====== EXTRACTED DATA ======

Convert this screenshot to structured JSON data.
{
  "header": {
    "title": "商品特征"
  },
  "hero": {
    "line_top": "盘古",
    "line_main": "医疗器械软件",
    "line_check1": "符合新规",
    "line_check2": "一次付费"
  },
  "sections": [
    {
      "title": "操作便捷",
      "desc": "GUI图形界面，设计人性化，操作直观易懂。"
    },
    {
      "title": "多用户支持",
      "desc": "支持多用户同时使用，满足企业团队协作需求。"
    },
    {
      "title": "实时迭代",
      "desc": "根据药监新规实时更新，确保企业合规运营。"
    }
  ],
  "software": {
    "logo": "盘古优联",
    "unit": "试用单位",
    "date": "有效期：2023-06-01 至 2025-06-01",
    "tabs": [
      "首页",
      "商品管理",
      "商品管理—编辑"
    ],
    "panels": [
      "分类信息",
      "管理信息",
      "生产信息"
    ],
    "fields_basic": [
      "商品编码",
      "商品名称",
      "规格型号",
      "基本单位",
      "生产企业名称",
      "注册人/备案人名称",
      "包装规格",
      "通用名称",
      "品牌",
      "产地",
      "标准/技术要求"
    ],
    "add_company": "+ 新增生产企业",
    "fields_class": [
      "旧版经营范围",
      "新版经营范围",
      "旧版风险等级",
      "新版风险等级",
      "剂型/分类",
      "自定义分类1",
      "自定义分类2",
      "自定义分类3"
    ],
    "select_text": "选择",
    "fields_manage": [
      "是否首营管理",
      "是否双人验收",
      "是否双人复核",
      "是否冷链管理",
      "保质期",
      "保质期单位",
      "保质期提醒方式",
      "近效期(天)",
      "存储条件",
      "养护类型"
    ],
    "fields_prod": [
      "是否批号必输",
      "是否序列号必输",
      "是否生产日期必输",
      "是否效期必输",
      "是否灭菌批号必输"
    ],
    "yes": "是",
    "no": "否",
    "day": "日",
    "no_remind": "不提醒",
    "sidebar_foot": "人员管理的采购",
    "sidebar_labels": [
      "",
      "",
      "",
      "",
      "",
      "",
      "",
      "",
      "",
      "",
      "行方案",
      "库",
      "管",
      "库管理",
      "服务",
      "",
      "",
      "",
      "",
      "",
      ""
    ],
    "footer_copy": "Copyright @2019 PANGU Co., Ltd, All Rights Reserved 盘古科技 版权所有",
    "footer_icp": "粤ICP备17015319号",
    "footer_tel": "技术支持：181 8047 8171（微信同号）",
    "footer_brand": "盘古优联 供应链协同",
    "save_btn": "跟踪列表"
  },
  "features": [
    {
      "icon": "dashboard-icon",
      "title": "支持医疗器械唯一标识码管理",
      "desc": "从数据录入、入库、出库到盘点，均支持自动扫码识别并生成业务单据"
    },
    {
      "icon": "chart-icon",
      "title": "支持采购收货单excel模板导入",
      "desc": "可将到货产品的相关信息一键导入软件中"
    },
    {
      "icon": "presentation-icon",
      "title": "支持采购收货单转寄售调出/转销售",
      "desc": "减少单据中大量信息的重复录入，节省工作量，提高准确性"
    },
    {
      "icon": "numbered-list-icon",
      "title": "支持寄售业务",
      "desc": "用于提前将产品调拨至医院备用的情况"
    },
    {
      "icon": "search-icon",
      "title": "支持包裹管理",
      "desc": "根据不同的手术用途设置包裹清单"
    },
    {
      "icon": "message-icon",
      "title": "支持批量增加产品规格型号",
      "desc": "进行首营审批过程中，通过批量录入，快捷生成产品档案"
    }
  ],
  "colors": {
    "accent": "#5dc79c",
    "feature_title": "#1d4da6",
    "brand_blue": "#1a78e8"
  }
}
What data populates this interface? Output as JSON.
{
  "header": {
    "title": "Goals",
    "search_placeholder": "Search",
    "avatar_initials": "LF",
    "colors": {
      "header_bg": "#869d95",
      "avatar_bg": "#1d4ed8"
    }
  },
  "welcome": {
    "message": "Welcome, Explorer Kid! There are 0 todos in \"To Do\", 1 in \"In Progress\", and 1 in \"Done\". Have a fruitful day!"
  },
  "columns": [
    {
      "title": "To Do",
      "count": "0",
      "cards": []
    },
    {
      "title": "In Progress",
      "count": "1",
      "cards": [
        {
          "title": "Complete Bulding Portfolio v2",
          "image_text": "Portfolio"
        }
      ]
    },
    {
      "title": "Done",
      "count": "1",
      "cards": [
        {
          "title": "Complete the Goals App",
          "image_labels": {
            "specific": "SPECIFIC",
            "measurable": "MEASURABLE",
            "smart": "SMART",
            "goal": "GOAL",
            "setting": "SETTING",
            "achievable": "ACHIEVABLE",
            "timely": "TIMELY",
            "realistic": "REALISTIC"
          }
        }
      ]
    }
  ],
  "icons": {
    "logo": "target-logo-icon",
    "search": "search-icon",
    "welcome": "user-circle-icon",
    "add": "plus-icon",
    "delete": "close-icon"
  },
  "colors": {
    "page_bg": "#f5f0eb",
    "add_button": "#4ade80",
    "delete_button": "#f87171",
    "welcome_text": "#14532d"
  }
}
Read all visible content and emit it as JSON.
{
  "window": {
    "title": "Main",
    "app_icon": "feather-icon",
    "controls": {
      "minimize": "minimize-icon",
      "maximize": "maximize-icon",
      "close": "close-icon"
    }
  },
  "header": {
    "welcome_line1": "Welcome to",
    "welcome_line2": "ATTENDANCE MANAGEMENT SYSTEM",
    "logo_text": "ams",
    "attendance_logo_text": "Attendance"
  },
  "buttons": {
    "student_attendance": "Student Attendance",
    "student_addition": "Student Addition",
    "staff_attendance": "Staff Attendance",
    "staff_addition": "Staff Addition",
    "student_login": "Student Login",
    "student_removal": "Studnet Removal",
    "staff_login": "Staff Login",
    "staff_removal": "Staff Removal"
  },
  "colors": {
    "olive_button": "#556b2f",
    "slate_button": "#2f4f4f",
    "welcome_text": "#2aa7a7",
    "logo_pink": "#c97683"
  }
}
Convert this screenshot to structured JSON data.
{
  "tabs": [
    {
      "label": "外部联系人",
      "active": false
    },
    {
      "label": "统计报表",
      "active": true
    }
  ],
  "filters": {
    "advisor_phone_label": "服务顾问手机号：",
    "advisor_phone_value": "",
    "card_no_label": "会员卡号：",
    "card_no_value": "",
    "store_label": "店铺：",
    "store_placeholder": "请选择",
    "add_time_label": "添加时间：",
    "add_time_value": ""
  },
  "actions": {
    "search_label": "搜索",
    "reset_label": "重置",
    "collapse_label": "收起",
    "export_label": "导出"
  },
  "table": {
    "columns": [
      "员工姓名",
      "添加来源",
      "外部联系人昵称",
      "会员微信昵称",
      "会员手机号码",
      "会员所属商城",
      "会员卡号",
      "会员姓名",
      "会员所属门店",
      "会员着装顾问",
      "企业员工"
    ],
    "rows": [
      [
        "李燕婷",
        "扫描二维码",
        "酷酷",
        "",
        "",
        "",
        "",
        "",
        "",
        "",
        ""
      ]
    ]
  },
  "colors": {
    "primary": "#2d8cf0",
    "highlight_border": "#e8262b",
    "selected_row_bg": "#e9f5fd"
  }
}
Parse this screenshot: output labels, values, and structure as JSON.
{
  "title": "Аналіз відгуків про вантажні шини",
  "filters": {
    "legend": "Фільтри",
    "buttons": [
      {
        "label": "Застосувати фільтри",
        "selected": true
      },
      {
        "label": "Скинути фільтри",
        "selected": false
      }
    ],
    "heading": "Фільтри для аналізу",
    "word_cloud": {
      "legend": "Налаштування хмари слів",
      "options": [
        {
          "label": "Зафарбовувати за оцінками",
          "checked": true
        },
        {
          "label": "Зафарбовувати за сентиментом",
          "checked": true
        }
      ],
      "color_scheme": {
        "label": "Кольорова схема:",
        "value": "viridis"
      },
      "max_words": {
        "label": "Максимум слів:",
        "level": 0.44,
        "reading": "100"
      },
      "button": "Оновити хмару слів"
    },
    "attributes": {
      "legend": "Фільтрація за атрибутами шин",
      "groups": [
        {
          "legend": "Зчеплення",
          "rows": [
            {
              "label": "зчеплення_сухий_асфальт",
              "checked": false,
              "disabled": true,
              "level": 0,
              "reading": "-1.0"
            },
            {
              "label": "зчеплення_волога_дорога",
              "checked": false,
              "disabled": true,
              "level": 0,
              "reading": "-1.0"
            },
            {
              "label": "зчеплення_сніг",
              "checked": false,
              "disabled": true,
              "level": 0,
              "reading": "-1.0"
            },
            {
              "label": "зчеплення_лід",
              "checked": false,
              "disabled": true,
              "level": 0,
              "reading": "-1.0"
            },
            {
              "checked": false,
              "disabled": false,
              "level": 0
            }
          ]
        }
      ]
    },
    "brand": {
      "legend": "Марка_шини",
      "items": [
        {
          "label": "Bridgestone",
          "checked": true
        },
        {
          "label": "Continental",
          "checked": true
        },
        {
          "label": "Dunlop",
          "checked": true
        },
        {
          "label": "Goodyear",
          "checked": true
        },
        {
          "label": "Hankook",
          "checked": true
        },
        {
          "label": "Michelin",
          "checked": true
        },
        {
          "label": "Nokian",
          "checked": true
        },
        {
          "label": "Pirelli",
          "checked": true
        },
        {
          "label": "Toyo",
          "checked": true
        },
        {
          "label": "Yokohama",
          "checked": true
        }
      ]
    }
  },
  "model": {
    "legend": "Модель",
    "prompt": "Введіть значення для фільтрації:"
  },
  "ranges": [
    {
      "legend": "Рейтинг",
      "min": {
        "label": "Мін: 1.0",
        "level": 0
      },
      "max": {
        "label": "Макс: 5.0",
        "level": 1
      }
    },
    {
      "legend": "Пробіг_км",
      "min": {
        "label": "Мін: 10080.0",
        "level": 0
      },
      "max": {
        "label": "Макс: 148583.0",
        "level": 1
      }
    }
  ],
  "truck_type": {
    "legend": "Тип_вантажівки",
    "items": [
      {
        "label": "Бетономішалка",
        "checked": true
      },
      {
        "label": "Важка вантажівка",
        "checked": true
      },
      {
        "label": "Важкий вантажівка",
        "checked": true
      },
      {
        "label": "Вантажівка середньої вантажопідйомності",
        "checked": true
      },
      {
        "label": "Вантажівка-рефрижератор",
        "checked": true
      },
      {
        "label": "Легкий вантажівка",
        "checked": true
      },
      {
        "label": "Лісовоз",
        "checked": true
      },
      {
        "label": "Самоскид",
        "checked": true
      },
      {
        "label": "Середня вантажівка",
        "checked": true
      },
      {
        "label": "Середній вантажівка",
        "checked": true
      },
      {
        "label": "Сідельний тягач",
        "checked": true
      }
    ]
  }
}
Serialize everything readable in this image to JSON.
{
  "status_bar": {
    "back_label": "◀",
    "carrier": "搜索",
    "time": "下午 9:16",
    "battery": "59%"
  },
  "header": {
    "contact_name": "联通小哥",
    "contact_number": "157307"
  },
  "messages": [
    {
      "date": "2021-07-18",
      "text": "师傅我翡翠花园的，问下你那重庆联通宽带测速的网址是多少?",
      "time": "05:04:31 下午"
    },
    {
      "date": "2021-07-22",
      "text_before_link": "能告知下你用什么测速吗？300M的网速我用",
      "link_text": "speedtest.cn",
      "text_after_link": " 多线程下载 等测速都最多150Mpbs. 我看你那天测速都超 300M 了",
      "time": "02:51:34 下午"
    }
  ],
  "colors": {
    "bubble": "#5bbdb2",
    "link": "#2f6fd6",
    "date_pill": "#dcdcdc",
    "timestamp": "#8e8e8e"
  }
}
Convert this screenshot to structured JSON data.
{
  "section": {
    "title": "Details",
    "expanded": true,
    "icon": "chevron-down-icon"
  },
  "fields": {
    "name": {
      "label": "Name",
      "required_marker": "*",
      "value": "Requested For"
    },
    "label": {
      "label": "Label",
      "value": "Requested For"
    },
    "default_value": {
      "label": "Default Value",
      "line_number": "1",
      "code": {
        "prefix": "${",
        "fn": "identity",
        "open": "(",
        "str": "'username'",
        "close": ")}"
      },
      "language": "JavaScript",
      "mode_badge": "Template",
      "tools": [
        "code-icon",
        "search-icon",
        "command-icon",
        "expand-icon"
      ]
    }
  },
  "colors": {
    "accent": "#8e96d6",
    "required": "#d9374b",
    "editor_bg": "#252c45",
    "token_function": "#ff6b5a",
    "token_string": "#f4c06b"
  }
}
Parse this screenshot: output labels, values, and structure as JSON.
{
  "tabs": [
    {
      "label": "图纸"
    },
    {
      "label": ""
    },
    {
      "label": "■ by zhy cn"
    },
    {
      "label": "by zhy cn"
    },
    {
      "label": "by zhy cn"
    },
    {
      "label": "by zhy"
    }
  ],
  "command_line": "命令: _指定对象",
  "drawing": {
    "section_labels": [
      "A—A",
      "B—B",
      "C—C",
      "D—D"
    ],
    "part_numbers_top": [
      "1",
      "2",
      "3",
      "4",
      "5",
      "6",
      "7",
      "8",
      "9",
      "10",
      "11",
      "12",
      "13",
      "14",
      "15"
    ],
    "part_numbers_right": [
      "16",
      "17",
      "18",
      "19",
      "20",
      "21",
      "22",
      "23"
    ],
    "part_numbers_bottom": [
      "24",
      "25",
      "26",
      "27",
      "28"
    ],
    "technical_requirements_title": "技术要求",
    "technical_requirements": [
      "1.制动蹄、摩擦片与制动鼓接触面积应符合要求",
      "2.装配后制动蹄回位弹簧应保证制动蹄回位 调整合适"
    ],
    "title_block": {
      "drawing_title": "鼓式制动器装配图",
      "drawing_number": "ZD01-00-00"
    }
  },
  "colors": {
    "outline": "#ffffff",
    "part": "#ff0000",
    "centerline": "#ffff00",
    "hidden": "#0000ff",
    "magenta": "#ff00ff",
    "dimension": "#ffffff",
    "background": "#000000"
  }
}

======

# [WORK TO COMPLETE]
Using the material above, report each line where "desc" occurs.

# [EXERCISE ANSWER]
      "desc": "GUI图形界面，设计人性化，操作直观易懂。"
      "desc": "支持多用户同时使用，满足企业团队协作需求。"
      "desc": "根据药监新规实时更新，确保企业合规运营。"
      "desc": "从数据录入、入库、出库到盘点，均支持自动扫码识别并生成业务单据"
      "desc": "可将到货产品的相关信息一键导入软件中"
      "desc": "减少单据中大量信息的重复录入，节省工作量，提高准确性"
      "desc": "用于提前将产品调拨至医院备用的情况"
      "desc": "根据不同的手术用途设置包裹清单"
      "desc": "进行首营审批过程中，通过批量录入，快捷生成产品档案"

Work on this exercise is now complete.